> **WHAT NEEDS TO BE DONE**: Exclude any images and output the remaining records exactly.

> **SOURCE RECORDS**:
-.-.-

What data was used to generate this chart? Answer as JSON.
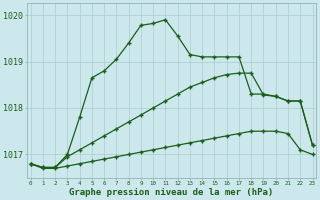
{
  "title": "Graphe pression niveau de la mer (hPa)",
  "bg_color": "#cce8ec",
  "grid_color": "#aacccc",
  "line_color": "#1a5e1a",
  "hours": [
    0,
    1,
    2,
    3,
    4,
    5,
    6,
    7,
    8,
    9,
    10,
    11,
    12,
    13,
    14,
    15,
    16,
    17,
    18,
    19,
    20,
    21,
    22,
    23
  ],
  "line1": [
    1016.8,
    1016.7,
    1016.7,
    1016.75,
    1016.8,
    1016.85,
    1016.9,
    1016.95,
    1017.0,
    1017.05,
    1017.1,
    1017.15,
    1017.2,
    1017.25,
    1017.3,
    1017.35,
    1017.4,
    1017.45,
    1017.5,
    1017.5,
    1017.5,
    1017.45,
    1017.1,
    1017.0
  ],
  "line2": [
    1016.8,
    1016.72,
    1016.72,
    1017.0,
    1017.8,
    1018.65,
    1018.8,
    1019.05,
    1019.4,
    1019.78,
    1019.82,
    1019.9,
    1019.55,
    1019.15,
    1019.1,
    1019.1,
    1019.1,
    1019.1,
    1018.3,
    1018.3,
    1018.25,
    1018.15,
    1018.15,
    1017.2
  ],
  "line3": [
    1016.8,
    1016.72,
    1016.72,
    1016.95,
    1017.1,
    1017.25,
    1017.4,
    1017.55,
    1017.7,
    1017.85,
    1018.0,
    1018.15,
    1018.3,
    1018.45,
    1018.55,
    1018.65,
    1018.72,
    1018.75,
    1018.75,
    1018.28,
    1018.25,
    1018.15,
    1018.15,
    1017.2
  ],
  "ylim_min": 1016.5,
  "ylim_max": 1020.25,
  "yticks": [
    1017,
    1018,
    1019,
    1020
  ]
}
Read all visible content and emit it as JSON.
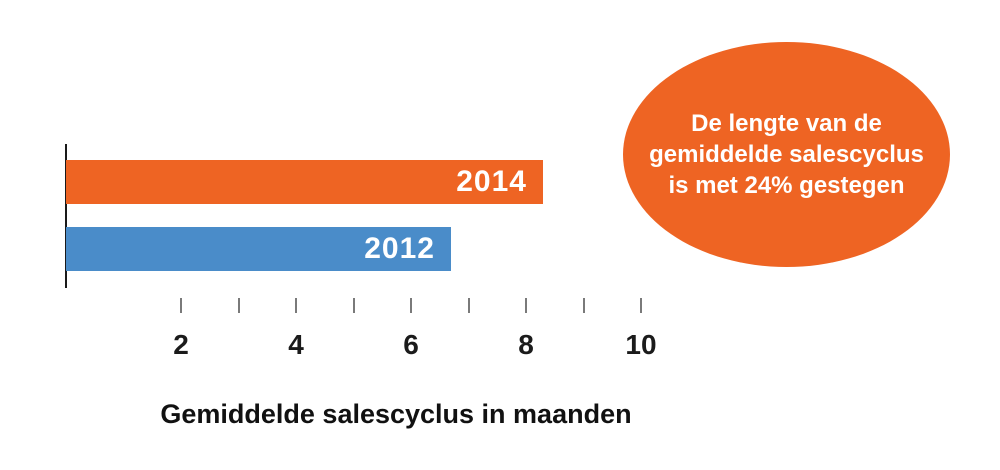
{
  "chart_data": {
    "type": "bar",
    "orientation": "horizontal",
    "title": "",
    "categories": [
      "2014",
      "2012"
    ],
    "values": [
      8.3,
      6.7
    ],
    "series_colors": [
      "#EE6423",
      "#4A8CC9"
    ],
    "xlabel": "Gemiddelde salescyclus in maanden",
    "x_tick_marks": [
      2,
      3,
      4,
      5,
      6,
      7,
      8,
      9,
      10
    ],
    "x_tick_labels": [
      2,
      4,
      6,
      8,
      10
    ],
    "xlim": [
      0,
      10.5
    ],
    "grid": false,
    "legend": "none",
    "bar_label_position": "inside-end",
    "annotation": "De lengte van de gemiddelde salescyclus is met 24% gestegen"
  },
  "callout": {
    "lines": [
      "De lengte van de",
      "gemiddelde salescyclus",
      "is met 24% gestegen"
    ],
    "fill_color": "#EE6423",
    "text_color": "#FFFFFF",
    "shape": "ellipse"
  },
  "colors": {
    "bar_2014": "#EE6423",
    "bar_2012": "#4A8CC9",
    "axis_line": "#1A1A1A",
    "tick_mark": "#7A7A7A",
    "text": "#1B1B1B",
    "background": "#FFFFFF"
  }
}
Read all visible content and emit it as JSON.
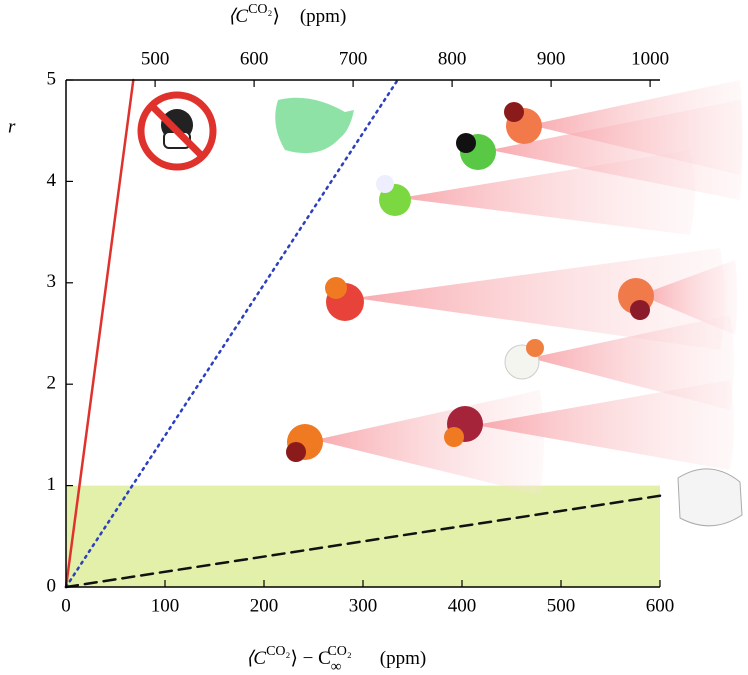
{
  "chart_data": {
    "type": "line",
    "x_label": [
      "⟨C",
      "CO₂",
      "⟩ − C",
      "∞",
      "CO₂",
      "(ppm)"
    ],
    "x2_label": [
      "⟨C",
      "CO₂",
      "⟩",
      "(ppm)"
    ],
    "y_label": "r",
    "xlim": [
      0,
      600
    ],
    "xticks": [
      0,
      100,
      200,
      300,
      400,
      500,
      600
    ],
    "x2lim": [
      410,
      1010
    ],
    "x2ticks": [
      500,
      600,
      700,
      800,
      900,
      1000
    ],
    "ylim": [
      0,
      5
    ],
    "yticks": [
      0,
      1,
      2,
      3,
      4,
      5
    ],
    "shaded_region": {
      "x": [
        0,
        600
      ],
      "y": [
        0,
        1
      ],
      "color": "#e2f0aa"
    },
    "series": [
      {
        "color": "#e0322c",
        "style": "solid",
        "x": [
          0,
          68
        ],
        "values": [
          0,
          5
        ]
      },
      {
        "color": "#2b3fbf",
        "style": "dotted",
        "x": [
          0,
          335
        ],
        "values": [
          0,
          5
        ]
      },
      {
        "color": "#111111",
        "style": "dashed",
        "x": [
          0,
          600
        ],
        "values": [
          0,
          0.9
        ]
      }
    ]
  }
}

-.-.-

> **EXERCISE ANSWER**:
What data was used to generate this chart? Answer as JSON.
{
  "title": "Graphe pression niveau de la mer (hPa)",
  "bg_color": "#cce8ec",
  "grid_color": "#aacccc",
  "line_color": "#1a5e1a",
  "hours": [
    0,
    1,
    2,
    3,
    4,
    5,
    6,
    7,
    8,
    9,
    10,
    11,
    12,
    13,
    14,
    15,
    16,
    17,
    18,
    19,
    20,
    21,
    22,
    23
  ],
  "line1": [
    1016.8,
    1016.7,
    1016.7,
    1016.75,
    1016.8,
    1016.85,
    1016.9,
    1016.95,
    1017.0,
    1017.05,
    1017.1,
    1017.15,
    1017.2,
    1017.25,
    1017.3,
    1017.35,
    1017.4,
    1017.45,
    1017.5,
    1017.5,
    1017.5,
    1017.45,
    1017.1,
    1017.0
  ],
  "line2": [
    1016.8,
    1016.72,
    1016.72,
    1017.0,
    1017.8,
    1018.65,
    1018.8,
    1019.05,
    1019.4,
    1019.78,
    1019.82,
    1019.9,
    1019.55,
    1019.15,
    1019.1,
    1019.1,
    1019.1,
    1019.1,
    1018.3,
    1018.3,
    1018.25,
    1018.15,
    1018.15,
    1017.2
  ],
  "line3": [
    1016.8,
    1016.72,
    1016.72,
    1016.95,
    1017.1,
    1017.25,
    1017.4,
    1017.55,
    1017.7,
    1017.85,
    1018.0,
    1018.15,
    1018.3,
    1018.45,
    1018.55,
    1018.65,
    1018.72,
    1018.75,
    1018.75,
    1018.28,
    1018.25,
    1018.15,
    1018.15,
    1017.2
  ],
  "ylim_min": 1016.5,
  "ylim_max": 1020.25,
  "yticks": [
    1017,
    1018,
    1019,
    1020
  ]
}
Read all visible content and emit it as JSON.
{
  "chart_data": {
    "type": "bar",
    "orientation": "horizontal",
    "title": "",
    "categories": [
      "2014",
      "2012"
    ],
    "values": [
      8.3,
      6.7
    ],
    "series_colors": [
      "#EE6423",
      "#4A8CC9"
    ],
    "xlabel": "Gemiddelde salescyclus in maanden",
    "x_tick_marks": [
      2,
      3,
      4,
      5,
      6,
      7,
      8,
      9,
      10
    ],
    "x_tick_labels": [
      2,
      4,
      6,
      8,
      10
    ],
    "xlim": [
      0,
      10.5
    ],
    "grid": false,
    "legend": "none",
    "bar_label_position": "inside-end",
    "annotation": "De lengte van de gemiddelde salescyclus is met 24% gestegen"
  },
  "callout": {
    "lines": [
      "De lengte van de",
      "gemiddelde salescyclus",
      "is met 24% gestegen"
    ],
    "fill_color": "#EE6423",
    "text_color": "#FFFFFF",
    "shape": "ellipse"
  },
  "colors": {
    "bar_2014": "#EE6423",
    "bar_2012": "#4A8CC9",
    "axis_line": "#1A1A1A",
    "tick_mark": "#7A7A7A",
    "text": "#1B1B1B",
    "background": "#FFFFFF"
  }
}
Read all visible content and emit it as JSON.
{
  "chart_data": {
    "type": "line",
    "x_label": [
      "⟨C",
      "CO₂",
      "⟩ − C",
      "∞",
      "CO₂",
      "(ppm)"
    ],
    "x2_label": [
      "⟨C",
      "CO₂",
      "⟩",
      "(ppm)"
    ],
    "y_label": "r",
    "xlim": [
      0,
      600
    ],
    "xticks": [
      0,
      100,
      200,
      300,
      400,
      500,
      600
    ],
    "x2lim": [
      410,
      1010
    ],
    "x2ticks": [
      500,
      600,
      700,
      800,
      900,
      1000
    ],
    "ylim": [
      0,
      5
    ],
    "yticks": [
      0,
      1,
      2,
      3,
      4,
      5
    ],
    "shaded_region": {
      "x": [
        0,
        600
      ],
      "y": [
        0,
        1
      ],
      "color": "#e2f0aa"
    },
    "series": [
      {
        "color": "#e0322c",
        "style": "solid",
        "x": [
          0,
          68
        ],
        "values": [
          0,
          5
        ]
      },
      {
        "color": "#2b3fbf",
        "style": "dotted",
        "x": [
          0,
          335
        ],
        "values": [
          0,
          5
        ]
      },
      {
        "color": "#111111",
        "style": "dashed",
        "x": [
          0,
          600
        ],
        "values": [
          0,
          0.9
        ]
      }
    ]
  }
}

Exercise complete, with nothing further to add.